** BEGIN TASK INPUTS **

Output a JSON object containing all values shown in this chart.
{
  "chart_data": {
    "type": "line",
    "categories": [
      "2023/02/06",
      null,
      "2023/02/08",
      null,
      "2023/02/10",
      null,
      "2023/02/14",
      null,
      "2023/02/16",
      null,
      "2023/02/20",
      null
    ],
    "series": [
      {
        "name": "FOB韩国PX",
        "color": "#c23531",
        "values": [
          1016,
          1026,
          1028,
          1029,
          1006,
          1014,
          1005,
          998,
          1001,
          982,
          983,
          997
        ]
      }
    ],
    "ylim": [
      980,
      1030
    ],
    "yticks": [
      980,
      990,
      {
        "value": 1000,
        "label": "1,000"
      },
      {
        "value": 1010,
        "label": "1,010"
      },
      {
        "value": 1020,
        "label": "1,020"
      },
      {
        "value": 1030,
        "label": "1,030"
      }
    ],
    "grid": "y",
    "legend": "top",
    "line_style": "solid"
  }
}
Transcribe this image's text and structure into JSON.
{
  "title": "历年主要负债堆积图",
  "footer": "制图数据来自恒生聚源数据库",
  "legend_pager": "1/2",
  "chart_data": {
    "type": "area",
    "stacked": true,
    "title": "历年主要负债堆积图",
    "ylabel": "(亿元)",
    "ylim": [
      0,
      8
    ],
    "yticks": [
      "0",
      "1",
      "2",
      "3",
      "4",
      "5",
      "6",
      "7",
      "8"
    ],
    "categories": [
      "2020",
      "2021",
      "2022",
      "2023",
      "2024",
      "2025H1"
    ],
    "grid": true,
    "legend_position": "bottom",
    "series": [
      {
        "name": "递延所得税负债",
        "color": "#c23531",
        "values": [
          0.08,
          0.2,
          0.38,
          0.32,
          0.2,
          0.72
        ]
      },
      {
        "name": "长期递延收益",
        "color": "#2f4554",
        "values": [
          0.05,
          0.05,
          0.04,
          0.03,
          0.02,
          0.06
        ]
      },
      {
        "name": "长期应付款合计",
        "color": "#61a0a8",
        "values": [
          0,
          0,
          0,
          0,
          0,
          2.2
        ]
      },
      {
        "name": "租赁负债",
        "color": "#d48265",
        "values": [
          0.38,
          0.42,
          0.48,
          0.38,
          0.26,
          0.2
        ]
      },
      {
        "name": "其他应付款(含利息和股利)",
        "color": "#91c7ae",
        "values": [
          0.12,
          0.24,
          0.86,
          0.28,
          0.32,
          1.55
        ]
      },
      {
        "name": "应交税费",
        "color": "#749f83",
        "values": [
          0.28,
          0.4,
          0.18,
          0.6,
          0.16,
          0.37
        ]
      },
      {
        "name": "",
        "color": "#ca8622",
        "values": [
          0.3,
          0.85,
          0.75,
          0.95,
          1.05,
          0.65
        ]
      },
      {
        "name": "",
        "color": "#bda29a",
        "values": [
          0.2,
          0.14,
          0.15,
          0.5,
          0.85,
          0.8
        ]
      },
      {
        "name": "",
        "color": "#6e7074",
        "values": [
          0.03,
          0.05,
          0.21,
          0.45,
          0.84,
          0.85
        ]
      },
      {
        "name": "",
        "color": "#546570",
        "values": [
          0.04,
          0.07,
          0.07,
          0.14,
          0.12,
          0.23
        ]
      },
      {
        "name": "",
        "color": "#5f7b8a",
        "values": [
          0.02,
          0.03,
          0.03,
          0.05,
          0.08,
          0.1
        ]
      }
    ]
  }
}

** END TASK INPUTS **
** BEGIN TASK INPUTS **

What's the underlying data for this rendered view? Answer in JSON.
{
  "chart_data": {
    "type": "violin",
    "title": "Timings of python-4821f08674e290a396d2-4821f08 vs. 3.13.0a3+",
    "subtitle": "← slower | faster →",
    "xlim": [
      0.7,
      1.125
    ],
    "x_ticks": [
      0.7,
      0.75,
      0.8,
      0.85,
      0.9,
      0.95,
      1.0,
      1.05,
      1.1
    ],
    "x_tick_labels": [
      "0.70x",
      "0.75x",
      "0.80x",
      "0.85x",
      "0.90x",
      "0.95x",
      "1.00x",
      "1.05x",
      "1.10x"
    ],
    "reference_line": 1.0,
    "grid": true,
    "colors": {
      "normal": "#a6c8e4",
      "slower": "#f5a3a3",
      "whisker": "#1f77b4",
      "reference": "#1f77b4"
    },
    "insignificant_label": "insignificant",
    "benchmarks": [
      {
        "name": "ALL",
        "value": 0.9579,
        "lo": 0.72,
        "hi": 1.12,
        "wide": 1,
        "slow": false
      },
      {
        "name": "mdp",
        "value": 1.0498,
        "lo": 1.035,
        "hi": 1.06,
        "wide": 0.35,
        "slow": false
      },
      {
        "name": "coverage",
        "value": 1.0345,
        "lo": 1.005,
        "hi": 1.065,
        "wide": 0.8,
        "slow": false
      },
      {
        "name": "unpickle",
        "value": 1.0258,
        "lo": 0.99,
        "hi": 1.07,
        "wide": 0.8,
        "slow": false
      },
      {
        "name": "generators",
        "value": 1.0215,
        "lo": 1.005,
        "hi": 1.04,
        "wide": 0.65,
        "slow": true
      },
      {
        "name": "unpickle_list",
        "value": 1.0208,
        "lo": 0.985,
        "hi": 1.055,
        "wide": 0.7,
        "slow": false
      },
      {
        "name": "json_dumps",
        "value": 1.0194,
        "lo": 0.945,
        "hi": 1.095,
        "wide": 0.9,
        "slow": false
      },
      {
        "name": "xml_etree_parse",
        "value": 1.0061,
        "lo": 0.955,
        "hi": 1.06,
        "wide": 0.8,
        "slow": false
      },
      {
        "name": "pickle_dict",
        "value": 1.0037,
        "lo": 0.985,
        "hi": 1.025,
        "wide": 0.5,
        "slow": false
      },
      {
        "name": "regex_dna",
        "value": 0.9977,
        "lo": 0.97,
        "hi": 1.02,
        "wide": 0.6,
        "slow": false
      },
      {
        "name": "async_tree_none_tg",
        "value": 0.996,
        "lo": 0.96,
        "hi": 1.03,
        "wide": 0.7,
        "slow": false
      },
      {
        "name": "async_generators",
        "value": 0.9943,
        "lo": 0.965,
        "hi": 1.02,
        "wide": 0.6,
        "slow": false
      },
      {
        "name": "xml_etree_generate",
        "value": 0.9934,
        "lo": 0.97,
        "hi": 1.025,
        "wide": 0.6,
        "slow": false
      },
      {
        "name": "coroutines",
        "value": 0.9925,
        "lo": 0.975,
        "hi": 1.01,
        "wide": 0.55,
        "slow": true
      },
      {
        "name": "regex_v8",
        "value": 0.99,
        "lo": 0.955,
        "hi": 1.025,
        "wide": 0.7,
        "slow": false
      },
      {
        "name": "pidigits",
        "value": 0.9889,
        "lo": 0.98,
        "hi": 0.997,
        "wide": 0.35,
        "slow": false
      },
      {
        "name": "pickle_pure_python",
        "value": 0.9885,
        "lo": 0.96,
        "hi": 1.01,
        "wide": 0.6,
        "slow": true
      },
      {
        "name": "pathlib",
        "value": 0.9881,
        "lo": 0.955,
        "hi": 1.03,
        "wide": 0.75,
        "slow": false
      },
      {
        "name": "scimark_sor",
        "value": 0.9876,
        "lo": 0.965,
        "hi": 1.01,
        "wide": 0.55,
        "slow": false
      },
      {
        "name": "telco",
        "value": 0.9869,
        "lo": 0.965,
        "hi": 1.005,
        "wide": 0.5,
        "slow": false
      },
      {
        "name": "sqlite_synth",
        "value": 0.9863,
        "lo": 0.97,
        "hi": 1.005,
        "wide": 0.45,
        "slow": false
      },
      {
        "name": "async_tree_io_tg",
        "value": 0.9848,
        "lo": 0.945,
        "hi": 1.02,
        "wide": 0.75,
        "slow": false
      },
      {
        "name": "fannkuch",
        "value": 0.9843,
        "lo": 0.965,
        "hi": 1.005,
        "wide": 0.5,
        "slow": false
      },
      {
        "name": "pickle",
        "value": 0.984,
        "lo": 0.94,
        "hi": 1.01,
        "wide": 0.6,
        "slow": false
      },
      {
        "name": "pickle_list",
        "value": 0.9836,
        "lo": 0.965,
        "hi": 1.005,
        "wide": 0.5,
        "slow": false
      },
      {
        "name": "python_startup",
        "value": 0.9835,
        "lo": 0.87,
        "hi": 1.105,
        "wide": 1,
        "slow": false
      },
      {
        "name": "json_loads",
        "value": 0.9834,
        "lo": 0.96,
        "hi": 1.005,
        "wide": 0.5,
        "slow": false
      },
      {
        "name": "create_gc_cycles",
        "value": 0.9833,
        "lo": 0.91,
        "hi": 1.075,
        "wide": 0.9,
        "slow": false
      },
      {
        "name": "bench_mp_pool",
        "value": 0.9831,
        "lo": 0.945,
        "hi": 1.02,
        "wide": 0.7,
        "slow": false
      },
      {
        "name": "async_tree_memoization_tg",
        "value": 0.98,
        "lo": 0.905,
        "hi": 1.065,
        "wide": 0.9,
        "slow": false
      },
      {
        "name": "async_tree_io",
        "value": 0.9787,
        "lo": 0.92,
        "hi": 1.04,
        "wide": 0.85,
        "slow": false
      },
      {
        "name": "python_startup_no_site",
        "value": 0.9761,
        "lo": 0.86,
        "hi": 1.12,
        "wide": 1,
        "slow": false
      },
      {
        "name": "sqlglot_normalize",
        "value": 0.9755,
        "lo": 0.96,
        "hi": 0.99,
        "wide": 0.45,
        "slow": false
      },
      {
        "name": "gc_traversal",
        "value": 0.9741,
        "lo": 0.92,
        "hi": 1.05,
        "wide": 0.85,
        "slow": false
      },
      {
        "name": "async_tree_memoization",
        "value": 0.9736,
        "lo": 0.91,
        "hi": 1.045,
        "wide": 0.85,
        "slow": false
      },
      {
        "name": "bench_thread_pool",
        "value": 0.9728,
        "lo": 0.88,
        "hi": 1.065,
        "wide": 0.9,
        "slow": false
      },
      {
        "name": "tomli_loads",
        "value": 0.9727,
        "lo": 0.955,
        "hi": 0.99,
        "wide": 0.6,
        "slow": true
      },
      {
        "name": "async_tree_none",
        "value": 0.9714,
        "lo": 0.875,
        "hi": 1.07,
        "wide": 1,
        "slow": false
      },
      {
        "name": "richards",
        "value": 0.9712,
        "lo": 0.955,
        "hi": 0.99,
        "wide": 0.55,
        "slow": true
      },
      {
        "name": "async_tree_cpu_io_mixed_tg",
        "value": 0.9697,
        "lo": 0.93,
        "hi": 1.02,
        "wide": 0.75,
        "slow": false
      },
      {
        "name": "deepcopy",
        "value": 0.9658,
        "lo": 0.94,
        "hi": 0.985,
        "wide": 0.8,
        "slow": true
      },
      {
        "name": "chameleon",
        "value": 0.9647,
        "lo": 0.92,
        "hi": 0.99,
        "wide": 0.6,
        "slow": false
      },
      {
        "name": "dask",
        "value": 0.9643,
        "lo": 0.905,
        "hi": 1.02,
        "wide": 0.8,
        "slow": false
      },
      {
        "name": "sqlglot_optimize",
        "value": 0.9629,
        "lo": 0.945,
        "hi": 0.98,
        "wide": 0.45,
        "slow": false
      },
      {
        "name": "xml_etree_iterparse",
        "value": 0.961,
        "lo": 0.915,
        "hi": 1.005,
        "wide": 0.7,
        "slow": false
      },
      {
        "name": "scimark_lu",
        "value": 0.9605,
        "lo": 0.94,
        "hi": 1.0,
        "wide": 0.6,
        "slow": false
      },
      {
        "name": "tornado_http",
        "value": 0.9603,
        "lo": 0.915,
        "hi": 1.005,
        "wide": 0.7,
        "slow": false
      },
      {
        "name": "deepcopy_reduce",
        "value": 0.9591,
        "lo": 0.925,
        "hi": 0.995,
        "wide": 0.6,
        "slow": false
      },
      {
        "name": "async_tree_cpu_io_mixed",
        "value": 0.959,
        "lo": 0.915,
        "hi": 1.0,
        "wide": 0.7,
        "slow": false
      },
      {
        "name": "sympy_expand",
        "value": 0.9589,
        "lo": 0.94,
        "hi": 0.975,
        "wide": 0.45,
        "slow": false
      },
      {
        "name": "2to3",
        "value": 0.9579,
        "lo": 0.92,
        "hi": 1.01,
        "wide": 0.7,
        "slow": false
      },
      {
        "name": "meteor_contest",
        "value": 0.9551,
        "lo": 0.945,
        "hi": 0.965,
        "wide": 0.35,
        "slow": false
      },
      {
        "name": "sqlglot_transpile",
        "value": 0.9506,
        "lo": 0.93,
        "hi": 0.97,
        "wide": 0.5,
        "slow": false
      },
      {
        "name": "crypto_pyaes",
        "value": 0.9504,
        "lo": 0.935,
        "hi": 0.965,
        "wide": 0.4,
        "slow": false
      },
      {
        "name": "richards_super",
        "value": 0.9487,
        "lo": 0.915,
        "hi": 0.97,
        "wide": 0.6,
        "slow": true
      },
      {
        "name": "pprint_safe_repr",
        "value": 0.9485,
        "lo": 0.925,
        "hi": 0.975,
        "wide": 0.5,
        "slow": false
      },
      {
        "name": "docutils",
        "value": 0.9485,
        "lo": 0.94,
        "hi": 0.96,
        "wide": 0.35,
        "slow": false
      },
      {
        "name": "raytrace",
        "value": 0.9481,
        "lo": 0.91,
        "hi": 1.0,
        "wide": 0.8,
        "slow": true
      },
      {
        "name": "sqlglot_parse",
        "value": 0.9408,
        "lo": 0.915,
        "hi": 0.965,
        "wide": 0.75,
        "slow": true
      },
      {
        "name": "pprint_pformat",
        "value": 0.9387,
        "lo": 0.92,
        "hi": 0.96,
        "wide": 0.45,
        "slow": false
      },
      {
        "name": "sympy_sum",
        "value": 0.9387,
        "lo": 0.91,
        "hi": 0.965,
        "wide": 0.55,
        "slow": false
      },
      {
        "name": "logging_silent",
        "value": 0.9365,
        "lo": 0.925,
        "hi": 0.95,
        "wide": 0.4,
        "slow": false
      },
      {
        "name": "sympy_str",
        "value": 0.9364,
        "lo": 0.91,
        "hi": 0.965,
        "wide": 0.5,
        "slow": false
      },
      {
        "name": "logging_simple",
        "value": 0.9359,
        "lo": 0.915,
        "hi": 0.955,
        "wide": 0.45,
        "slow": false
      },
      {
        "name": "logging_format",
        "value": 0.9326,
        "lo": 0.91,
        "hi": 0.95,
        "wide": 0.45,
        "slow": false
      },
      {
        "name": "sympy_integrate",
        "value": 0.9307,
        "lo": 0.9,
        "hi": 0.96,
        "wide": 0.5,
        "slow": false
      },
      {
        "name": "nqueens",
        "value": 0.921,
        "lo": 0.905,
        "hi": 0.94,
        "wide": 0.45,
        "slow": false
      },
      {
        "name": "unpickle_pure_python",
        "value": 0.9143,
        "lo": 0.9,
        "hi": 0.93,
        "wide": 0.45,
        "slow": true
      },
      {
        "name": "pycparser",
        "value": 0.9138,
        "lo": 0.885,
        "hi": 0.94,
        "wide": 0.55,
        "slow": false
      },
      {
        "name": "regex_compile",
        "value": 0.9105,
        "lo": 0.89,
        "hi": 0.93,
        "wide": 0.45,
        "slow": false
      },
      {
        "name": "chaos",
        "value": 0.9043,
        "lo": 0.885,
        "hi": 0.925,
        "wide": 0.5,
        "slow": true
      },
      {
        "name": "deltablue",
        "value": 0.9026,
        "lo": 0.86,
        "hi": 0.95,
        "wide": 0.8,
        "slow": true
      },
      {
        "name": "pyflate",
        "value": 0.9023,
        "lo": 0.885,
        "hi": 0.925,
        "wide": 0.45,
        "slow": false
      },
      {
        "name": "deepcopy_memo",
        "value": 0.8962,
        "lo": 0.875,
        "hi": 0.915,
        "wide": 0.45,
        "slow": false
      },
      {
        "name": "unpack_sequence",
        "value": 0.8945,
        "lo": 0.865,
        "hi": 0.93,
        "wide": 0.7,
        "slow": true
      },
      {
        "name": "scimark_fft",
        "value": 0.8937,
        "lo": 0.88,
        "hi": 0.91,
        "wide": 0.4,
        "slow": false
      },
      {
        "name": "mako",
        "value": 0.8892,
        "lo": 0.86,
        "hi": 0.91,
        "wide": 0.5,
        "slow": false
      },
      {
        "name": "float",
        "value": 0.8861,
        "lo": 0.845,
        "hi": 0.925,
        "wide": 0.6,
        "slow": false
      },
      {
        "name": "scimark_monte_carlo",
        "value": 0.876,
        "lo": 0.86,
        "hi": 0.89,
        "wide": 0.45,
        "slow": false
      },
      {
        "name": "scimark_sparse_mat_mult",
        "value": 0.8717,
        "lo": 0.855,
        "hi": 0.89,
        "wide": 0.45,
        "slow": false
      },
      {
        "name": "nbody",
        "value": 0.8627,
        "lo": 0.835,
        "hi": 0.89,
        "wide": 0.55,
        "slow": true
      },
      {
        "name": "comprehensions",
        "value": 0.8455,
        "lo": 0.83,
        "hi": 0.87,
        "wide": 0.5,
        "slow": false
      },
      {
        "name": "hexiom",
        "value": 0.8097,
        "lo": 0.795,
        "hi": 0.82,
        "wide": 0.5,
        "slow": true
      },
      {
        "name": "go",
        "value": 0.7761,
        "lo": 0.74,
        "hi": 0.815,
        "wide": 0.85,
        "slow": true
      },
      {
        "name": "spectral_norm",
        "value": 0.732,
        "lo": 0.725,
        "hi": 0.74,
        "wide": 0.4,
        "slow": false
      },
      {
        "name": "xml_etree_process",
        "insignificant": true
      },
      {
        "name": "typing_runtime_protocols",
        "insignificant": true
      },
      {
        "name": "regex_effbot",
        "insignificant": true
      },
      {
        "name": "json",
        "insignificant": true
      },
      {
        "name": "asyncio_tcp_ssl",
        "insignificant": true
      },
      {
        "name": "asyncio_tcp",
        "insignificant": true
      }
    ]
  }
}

** END TASK INPUTS **
** BEGIN TASK INPUTS **

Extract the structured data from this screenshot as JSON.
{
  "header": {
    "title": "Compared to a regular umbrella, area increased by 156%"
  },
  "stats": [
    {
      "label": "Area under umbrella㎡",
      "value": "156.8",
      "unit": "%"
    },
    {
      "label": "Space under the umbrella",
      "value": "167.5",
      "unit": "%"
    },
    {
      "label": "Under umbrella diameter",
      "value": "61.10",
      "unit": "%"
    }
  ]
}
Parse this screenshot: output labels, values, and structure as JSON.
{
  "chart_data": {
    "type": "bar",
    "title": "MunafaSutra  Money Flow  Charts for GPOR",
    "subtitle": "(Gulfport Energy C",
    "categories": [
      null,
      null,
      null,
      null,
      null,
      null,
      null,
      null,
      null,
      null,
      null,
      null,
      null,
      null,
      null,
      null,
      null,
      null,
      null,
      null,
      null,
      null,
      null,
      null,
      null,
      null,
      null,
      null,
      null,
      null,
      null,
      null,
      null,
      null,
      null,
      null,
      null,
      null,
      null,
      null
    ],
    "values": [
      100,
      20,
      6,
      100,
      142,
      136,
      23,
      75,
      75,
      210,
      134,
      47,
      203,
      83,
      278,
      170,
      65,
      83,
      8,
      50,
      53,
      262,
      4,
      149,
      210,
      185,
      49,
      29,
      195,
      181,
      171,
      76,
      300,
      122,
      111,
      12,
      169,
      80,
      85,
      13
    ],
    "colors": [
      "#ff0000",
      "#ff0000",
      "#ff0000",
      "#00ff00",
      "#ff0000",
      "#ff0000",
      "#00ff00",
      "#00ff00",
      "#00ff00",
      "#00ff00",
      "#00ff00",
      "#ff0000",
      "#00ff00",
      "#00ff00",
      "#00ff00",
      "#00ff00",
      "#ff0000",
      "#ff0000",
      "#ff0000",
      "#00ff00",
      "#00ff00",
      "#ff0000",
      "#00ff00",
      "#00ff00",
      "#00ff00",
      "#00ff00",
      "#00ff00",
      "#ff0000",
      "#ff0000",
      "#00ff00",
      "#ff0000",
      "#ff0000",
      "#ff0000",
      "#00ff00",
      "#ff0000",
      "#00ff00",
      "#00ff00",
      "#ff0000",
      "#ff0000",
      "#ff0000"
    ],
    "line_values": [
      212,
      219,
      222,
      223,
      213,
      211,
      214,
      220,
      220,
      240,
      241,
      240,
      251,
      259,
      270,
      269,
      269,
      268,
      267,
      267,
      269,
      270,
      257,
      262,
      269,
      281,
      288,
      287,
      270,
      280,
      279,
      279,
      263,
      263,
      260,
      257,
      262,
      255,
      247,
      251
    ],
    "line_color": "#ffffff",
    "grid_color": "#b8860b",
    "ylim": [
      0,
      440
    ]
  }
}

** END TASK INPUTS **

**WORK INSTRUCTIONS**
Copy each line from the records above that includes the string "this".

**ANSWER TO THE EXERCISE**
Output a JSON object containing all values shown in this chart.
Transcribe this image's text and structure into JSON.
What's the underlying data for this rendered view? Answer in JSON.
Extract the structured data from this screenshot as JSON.
Parse this screenshot: output labels, values, and structure as JSON.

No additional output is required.